# [SET EXERCISE 1]
Please repeat the entries starting at the line that contains "where is each" and ending at the line that contains "candle-body <box>778 199 789 203</box>", keeping both of those lines. Leave the pictures out of your answer.

# [TEXT SHOWN]
----------------------------------------

Thursday, 9 March 2017

Oh Lord, Please Don't Let Me Be Misunderstood

If there's one thing that's often misunderstood by many people, it's insurance!

"Don't Let me Be Misunderstood" was a song written for,  and originally performed by jazz singer Nina Simone, though most old school music listeners will likely remember it as the huge rock blues hit performed by The Animals in 1965. "But I'm just a soul who's intentions are good, oh lord, please don't let me be misunderstood." 

Why the song reference, you may ask? Because, if there's one thing that's often misunderstood in my life these days, it's the industry in which I now work.... insurance.

First of all, people seem to view insurance as some sort of an investment rather than as a protective activity. That is one of the biggest and most basic misunderstandings and, as a result, if they haven’t collected on their policy people are upset because they feel that it wasn't a "good deal".

----------------------------------------

# [TASK INPUTS]
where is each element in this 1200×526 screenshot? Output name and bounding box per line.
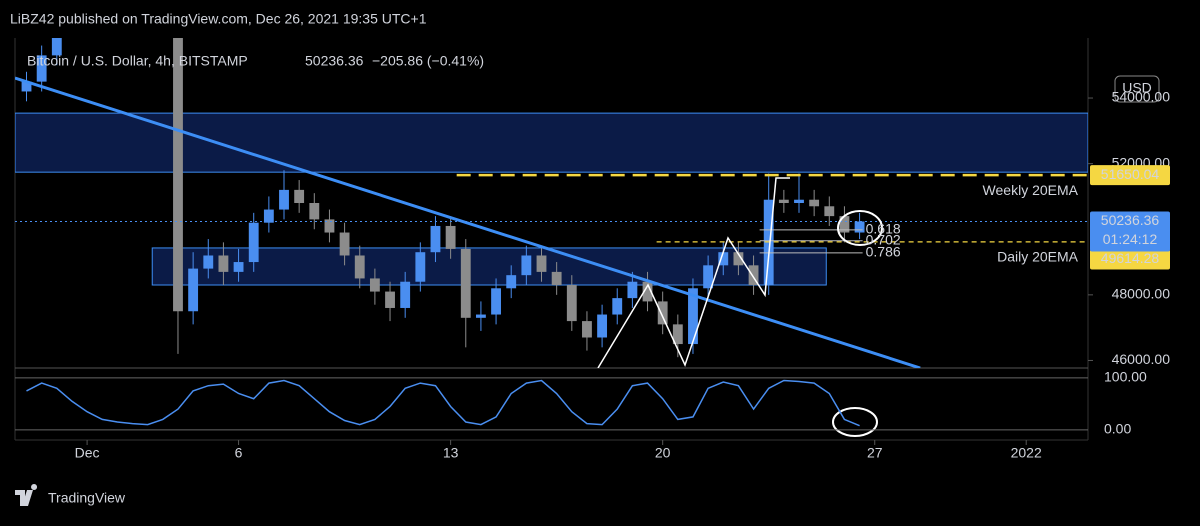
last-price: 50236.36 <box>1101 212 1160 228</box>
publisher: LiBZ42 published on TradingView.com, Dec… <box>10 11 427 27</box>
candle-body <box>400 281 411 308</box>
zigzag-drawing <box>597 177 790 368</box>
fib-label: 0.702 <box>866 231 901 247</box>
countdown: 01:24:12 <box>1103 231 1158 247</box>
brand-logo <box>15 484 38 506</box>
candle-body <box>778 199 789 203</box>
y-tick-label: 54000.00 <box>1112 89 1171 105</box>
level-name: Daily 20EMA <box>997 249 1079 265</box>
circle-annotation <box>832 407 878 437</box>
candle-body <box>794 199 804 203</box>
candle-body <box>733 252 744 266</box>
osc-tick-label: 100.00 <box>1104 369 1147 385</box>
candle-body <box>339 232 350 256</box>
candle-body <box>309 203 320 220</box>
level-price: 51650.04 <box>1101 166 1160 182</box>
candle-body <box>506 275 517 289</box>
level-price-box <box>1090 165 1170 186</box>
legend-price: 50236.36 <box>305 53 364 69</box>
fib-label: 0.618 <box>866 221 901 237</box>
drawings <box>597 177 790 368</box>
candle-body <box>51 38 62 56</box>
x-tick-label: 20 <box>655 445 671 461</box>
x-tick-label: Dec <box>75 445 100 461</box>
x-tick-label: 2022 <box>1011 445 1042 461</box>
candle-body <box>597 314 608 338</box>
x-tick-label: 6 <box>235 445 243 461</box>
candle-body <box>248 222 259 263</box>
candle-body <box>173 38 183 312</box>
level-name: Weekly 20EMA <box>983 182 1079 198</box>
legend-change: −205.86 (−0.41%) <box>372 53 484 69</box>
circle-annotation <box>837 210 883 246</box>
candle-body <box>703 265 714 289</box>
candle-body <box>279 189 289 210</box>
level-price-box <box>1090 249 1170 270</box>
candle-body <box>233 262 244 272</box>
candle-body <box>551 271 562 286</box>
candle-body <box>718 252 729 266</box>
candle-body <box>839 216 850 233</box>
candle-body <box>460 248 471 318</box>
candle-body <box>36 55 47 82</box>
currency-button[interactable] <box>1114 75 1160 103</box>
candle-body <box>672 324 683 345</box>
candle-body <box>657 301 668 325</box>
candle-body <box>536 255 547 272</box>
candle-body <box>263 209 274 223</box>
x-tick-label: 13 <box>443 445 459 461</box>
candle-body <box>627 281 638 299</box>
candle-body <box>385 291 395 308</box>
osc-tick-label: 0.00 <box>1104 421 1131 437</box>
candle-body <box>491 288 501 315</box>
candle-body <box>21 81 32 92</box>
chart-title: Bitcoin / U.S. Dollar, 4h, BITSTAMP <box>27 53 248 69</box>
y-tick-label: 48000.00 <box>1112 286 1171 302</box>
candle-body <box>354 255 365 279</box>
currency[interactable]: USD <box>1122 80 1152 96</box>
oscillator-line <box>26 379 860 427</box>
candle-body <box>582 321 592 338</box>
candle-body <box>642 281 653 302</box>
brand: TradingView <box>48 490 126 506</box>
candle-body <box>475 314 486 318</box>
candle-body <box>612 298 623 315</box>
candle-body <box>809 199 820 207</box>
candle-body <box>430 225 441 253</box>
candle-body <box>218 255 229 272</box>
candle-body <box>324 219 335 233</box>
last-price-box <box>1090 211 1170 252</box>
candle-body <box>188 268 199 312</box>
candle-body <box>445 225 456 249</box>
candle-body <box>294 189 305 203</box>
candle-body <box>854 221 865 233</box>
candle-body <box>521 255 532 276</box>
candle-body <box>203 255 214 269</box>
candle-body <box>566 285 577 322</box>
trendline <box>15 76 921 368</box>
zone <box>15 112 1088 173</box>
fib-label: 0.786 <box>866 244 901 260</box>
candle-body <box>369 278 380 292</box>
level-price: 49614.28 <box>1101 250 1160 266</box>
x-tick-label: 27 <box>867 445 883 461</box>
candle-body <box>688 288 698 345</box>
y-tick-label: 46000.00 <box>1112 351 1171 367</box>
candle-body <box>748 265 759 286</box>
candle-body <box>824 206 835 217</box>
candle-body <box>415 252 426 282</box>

----------------------------------------

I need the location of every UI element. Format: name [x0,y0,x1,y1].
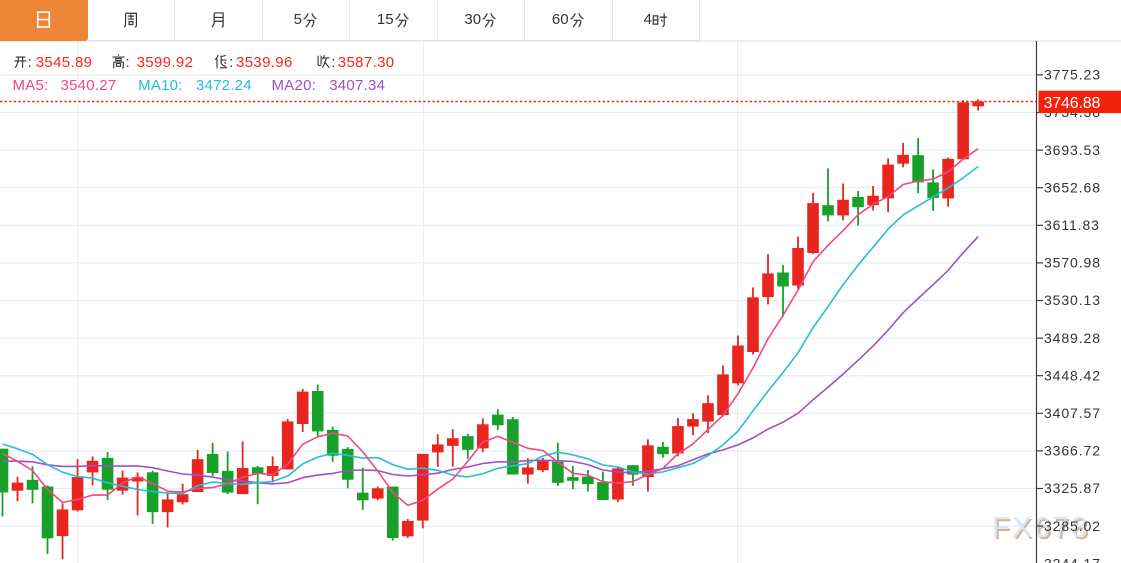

----------------------------------------

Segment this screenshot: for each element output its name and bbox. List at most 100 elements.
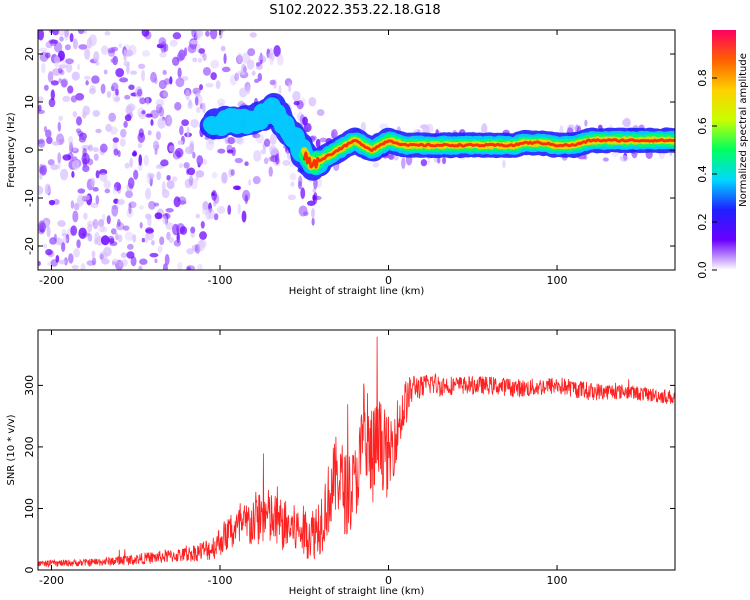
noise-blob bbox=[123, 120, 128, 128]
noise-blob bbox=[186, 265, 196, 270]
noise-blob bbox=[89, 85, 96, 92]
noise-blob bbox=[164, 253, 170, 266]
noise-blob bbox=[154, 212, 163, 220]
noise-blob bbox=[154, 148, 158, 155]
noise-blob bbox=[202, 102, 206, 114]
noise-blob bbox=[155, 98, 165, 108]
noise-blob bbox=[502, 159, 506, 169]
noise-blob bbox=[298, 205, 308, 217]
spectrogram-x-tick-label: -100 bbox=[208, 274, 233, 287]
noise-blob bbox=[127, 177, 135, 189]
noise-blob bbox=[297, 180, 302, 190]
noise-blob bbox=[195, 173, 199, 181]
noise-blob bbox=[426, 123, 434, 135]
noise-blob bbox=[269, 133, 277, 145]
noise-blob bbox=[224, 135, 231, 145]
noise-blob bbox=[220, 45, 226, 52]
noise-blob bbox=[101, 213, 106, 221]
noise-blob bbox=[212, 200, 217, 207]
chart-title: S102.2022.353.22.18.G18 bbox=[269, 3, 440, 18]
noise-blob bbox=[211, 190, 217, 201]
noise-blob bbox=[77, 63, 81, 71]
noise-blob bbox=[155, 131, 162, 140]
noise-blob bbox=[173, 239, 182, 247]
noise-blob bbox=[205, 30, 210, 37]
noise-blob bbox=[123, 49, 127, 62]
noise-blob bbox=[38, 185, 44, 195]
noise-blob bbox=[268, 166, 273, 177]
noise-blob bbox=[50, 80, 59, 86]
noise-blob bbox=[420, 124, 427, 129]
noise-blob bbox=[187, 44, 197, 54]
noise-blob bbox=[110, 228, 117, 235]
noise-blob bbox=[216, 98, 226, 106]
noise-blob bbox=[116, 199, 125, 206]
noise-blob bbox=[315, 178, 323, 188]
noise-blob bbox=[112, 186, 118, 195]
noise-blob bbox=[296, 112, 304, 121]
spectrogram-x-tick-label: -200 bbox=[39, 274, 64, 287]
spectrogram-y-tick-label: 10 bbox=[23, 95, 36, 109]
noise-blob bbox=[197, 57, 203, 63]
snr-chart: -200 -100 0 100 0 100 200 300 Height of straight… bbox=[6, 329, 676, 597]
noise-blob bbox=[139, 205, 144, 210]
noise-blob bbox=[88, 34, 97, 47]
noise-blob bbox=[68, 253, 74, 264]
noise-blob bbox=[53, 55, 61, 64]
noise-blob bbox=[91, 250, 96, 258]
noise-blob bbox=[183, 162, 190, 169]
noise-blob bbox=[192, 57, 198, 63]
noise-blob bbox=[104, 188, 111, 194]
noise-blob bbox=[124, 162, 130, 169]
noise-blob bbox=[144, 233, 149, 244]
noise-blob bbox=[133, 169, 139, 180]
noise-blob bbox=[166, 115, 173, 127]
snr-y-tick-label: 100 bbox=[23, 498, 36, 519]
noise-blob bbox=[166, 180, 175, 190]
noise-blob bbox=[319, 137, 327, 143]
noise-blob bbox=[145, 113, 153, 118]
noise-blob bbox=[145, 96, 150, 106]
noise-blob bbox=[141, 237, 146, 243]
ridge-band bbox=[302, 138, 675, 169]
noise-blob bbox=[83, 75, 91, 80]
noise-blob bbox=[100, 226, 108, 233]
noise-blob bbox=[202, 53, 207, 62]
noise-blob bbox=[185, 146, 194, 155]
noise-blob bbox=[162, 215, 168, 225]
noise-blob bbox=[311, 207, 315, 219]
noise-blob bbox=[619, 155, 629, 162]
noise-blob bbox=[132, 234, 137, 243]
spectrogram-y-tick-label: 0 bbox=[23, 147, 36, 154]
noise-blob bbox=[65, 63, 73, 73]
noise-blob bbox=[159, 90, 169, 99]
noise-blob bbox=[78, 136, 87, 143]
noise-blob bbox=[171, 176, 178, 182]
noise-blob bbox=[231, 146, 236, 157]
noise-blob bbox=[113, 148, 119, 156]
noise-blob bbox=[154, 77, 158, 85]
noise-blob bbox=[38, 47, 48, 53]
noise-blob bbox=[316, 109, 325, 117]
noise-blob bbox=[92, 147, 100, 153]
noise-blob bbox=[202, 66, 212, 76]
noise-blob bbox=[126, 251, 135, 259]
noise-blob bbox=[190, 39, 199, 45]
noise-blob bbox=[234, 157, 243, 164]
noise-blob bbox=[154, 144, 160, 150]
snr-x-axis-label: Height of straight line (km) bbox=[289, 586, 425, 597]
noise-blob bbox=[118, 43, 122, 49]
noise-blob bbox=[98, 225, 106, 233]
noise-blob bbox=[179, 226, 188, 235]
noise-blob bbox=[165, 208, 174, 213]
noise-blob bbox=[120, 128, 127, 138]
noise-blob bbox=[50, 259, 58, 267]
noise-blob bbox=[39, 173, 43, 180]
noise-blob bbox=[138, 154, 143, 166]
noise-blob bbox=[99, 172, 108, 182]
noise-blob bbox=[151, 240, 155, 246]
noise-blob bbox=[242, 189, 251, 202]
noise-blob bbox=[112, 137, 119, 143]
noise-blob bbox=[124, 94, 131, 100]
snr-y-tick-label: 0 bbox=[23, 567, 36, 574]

----------------------------------------

# [SET EXERCISE 2]
In the post about insurance, which singer originally performed "Don't Let Me Be Misunderstood"?

# [TASK RESPONSE 1]
where is each element in this 1200×526 screenshot? Output name and bounding box per line.
last-price: 50236.36 <box>1101 212 1160 228</box>
publisher: LiBZ42 published on TradingView.com, Dec… <box>10 11 427 27</box>
candle-body <box>400 281 411 308</box>
zigzag-drawing <box>597 177 790 368</box>
fib-label: 0.702 <box>866 231 901 247</box>
countdown: 01:24:12 <box>1103 231 1158 247</box>
brand-logo <box>15 484 38 506</box>
candle-body <box>778 199 789 203</box>

# [TASK RESPONSE 2]
Jazz singer Nina Simone.